- _EXCERPT_:

____________

Scientific contributions
Yushchenko is most notable for creation of the Address programming language - the first fundamental advance in the scientific school of theoretical programming. This language provided the free location of a program in the computer memory.
In the process of working with MESM, it became clear that the more complex tasks were difficult to solve just by writing simple machine programs. There was a need to develop a high-level programming language, but there was a problem: the absence of an appropriate translator for better human/computer communication. L.I. Kaluzhnin, a professor at Kyiv University, who taught the course on mathematical logic in the 1950-70s, made a significant advance in the understanding of this problem and and formalized a scheme of interfacing with the program. In 1955 Yushchenko developed the programming language, which was a language based on two general principles for the computer work: addressing and software management. Creating a convenient system of concepts for describing the computer architecture and its system instructions the language became the means of manipulation of the second-rank addresses. This became the first fundamental achievement of the Soviet School of Theoretical Programming. It was well ahead of the creation of the first programming language Fortran (1958), Cobol (1959) and Algol (1960).
Yushchenko was the founder of the first Soviet school of theoretical programming. In 1970s-1980s the subject of research of theoretical programming was formed. The major achievements of the school at that time was the creation of algebraic grammar methods for synthesis of software.

____________

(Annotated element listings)
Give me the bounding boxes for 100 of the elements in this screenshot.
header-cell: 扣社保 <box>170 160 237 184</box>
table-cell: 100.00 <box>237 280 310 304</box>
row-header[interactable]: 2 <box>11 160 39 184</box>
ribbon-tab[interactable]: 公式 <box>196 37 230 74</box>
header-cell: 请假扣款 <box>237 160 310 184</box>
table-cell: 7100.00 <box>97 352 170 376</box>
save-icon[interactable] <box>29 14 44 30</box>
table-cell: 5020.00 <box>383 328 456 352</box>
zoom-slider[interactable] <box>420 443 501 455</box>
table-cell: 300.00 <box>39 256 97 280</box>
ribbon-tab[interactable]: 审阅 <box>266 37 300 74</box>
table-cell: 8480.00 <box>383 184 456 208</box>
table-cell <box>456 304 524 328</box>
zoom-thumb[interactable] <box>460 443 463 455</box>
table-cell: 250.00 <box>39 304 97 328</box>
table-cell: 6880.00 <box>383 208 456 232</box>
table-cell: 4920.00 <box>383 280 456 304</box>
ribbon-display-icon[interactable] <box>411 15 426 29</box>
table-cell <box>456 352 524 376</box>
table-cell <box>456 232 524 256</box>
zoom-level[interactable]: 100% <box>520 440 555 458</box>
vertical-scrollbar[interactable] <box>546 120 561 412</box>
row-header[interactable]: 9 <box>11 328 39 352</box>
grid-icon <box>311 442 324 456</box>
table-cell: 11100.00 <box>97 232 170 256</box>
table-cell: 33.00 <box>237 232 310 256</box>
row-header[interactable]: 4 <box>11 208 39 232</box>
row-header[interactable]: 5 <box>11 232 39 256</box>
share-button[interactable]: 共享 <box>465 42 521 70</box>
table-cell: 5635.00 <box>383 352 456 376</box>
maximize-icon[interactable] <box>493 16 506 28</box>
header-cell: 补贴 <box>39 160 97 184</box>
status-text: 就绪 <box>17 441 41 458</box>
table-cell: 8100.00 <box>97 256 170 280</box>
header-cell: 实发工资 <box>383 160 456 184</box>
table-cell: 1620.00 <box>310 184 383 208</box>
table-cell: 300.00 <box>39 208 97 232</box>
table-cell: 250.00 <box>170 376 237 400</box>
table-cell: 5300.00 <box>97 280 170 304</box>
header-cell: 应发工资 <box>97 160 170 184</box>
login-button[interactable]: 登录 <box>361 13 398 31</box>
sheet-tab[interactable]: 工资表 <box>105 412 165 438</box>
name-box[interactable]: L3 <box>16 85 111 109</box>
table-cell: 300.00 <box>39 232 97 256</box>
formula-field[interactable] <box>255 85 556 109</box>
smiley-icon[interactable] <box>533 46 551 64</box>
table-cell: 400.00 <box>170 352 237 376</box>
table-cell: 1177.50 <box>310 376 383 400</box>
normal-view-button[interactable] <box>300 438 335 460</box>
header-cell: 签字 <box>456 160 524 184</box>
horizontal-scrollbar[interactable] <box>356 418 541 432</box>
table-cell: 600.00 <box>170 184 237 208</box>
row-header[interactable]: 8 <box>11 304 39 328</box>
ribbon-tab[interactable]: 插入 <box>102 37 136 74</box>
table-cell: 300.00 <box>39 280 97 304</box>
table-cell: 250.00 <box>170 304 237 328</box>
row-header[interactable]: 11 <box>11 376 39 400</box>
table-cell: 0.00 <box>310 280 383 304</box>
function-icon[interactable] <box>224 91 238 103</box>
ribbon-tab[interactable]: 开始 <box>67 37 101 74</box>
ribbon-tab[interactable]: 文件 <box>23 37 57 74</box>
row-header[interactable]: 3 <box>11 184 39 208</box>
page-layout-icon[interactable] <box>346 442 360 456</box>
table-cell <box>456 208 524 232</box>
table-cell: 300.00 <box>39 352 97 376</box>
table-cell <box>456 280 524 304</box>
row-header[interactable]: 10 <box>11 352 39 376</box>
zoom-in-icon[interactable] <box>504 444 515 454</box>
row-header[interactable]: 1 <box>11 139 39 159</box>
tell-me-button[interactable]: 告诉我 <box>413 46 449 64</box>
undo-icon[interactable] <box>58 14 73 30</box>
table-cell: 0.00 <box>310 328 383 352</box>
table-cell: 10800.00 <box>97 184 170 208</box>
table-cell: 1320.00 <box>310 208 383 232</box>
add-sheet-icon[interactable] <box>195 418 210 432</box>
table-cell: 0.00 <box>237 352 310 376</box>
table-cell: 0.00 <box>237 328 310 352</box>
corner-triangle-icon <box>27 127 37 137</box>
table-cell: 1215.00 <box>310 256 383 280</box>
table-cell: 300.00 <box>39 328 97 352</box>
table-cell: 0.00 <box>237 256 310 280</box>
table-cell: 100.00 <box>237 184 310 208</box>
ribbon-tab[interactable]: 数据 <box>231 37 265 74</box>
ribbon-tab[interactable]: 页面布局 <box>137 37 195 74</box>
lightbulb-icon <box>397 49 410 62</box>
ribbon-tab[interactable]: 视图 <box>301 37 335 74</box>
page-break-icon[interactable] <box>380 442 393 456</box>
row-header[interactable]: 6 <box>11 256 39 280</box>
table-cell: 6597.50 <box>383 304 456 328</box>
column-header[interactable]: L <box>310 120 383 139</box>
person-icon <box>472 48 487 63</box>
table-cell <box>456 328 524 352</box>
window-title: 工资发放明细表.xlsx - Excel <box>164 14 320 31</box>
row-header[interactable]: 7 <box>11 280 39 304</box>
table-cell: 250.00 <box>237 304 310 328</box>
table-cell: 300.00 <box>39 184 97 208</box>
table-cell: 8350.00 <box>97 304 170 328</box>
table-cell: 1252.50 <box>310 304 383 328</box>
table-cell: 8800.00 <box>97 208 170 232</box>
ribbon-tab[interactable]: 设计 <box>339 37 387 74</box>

____________

- _WRITTEN PROBLEM_: Reproduce in full, word for word, the passage on Yushchenko's scientific contributions.

- _FINISHED EXERCISE_:
Scientific contributions
Yushchenko is most notable for creation of the Address programming language - the first fundamental advance in the scientific school of theoretical programming. This language provided the free location of a program in the computer memory.
In the process of working with MESM, it became clear that the more complex tasks were difficult to solve just by writing simple machine programs. There was a need to develop a high-level programming language, but there was a problem: the absence of an appropriate translator for better human/computer communication. L.I. Kaluzhnin, a professor at Kyiv University, who taught the course on mathematical logic in the 1950-70s, made a significant advance in the understanding of this problem and and formalized a scheme of interfacing with the program. In 1955 Yushchenko developed the programming language, which was a language based on two general principles for the computer work: addressing and software management. Creating a convenient system of concepts for describing the computer architecture and its system instructions the language became the means of manipulation of the second-rank addresses. This became the first fundamental achievement of the Soviet School of Theoretical Programming. It was well ahead of the creation of the first programming language Fortran (1958), Cobol (1959) and Algol (1960).
Yushchenko was the founder of the first Soviet school of theoretical programming. In 1970s-1980s the subject of research of theoretical programming was formed. The major achievements of the school at that time was the creation of algebraic grammar methods for synthesis of software.